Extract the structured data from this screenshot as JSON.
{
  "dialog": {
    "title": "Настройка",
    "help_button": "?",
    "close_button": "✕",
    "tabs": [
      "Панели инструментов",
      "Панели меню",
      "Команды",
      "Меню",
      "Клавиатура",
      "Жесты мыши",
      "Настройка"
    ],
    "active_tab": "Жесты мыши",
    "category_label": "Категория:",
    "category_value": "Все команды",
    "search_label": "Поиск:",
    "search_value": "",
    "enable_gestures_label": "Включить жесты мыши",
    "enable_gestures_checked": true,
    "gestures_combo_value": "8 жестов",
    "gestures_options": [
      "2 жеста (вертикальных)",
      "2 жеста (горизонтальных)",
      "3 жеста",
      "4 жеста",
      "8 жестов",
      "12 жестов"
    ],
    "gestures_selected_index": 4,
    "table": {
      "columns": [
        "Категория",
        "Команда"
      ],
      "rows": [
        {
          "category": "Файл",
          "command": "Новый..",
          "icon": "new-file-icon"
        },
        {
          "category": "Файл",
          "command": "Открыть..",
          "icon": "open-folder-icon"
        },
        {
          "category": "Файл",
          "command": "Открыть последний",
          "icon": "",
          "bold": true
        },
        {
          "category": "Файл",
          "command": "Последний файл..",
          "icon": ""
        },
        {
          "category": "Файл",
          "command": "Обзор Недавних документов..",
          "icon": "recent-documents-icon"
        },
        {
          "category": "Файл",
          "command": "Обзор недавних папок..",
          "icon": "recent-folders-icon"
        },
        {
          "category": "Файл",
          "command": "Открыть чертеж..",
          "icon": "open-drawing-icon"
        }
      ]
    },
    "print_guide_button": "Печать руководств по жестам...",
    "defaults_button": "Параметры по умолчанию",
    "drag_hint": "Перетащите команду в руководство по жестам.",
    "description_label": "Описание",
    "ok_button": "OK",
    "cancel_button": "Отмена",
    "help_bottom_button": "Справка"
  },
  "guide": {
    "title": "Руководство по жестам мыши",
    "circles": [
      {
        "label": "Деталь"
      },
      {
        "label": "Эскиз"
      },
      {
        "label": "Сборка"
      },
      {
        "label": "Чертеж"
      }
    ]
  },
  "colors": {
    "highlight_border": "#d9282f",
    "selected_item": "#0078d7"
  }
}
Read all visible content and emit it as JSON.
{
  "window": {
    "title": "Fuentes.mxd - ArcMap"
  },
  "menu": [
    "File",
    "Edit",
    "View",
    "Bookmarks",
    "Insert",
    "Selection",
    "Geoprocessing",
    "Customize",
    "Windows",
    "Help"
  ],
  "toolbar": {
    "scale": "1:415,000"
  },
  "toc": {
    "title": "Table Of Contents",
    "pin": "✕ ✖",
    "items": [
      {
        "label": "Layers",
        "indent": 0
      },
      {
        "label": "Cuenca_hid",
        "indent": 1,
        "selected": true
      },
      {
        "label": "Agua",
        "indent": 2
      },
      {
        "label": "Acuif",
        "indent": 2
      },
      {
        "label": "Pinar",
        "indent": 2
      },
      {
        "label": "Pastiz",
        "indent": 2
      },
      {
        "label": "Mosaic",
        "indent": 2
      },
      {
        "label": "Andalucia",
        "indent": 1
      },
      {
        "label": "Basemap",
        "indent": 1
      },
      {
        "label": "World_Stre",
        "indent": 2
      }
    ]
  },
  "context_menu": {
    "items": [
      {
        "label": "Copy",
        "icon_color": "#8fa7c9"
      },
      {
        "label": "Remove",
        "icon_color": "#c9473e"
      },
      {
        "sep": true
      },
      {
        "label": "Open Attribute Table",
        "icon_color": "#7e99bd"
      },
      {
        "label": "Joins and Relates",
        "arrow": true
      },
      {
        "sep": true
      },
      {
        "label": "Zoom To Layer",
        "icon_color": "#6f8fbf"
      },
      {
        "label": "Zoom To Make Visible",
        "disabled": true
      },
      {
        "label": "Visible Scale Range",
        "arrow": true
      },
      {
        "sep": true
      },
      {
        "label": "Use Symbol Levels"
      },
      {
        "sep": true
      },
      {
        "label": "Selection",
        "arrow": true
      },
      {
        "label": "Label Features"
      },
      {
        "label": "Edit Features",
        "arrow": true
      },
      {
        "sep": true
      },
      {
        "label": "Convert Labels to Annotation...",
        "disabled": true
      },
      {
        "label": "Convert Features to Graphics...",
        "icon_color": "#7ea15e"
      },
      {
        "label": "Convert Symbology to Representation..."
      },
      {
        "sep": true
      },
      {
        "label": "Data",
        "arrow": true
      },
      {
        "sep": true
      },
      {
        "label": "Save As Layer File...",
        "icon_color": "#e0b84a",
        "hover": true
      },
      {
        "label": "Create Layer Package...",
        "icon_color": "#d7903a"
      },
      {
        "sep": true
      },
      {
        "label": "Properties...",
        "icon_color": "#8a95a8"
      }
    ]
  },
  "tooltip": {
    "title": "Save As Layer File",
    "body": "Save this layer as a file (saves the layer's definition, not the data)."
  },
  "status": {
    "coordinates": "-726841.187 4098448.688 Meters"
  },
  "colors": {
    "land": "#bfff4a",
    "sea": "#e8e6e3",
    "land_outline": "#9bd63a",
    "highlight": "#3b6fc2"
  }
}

::::

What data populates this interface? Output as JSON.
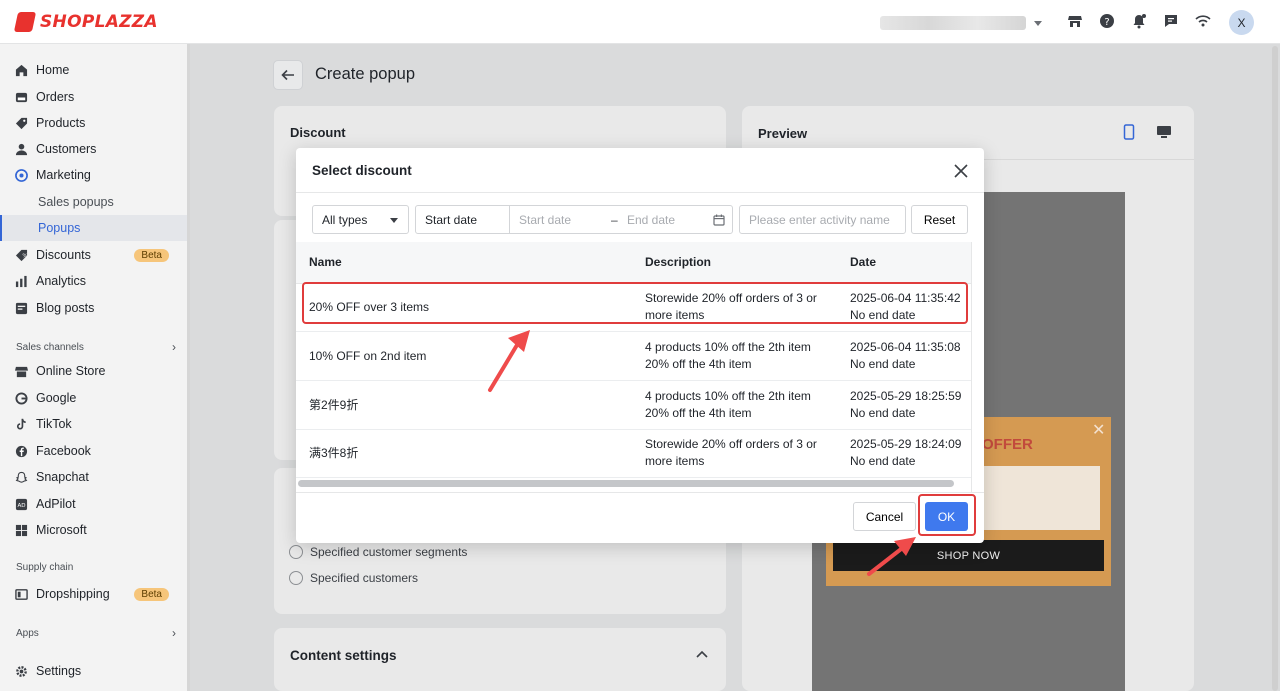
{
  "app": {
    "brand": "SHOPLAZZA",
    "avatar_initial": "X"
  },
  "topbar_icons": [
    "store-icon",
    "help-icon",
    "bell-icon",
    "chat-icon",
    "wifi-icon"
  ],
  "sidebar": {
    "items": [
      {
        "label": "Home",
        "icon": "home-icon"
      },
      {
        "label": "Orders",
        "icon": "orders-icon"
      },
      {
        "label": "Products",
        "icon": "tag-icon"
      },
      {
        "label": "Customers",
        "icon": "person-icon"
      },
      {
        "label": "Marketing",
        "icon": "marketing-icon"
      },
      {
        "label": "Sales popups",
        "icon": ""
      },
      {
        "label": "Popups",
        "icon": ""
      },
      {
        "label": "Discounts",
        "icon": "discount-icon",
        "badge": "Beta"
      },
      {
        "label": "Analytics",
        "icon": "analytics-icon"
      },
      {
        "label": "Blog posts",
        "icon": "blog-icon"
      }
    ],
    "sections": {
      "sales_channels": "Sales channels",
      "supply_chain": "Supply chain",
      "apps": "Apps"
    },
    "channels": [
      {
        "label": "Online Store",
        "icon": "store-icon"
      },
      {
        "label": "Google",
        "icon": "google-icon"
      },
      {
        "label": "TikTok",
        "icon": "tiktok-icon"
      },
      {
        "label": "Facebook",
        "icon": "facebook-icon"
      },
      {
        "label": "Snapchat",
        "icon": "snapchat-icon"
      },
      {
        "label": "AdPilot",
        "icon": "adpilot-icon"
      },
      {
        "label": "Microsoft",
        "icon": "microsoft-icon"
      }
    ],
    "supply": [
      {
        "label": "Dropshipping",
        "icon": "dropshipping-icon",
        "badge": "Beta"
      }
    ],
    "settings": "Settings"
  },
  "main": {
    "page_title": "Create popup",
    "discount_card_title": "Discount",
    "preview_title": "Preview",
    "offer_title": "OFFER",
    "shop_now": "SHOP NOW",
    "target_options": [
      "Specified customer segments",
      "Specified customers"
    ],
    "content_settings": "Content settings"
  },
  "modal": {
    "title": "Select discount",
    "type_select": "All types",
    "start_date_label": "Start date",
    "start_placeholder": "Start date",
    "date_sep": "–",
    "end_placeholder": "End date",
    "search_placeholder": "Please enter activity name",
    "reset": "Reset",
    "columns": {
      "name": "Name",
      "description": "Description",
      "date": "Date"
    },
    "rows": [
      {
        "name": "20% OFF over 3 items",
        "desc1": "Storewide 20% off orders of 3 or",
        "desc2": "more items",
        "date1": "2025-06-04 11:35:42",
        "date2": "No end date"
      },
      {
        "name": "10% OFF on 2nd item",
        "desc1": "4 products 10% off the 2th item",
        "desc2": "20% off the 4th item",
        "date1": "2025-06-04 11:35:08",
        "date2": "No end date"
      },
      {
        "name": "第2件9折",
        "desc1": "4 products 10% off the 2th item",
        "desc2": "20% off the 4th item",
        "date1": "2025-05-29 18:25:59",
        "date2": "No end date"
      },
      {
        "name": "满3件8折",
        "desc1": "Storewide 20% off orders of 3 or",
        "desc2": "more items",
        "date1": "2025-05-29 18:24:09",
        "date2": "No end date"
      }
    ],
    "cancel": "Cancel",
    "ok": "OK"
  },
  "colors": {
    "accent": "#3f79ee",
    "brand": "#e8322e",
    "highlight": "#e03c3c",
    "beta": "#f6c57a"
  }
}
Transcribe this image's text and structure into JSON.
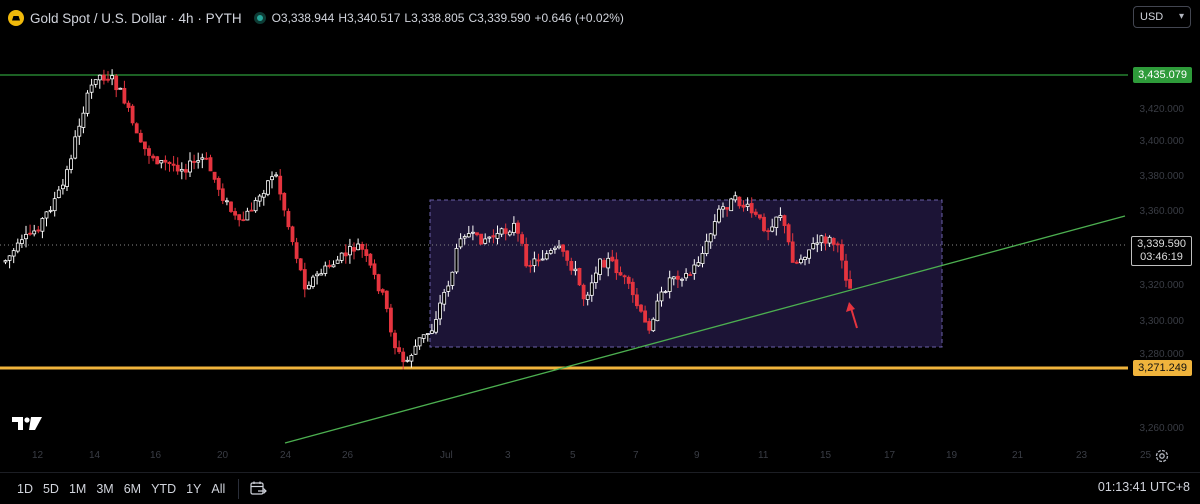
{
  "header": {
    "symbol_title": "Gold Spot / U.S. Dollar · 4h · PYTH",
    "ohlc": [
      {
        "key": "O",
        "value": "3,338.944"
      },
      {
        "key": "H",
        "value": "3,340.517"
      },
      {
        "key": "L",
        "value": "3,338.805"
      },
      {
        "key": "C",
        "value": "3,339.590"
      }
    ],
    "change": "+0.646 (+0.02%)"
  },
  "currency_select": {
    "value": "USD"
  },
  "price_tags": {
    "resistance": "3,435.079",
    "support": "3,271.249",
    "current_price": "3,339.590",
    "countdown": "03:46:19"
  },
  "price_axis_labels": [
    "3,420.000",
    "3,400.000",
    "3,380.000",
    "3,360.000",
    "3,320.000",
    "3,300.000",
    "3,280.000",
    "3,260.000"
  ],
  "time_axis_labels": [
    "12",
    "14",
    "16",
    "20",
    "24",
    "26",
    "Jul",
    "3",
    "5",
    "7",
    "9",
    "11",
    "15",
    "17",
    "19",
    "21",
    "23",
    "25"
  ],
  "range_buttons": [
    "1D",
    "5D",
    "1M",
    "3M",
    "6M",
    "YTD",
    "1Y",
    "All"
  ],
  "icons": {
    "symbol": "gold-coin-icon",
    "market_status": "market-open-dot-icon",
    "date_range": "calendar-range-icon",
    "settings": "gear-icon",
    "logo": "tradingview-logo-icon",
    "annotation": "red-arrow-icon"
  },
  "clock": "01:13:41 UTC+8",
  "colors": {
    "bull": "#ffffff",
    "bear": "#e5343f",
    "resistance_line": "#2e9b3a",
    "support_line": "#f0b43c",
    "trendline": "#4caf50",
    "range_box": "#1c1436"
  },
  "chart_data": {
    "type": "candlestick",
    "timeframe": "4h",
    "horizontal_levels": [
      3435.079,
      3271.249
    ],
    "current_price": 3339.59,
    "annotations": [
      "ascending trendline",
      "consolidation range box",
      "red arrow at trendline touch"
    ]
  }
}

::::

Required work:
Copy all lines above containing the string "Sales".

Exercise answer:
        "label": "Sales popups",
      "sales_channels": "Sales channels",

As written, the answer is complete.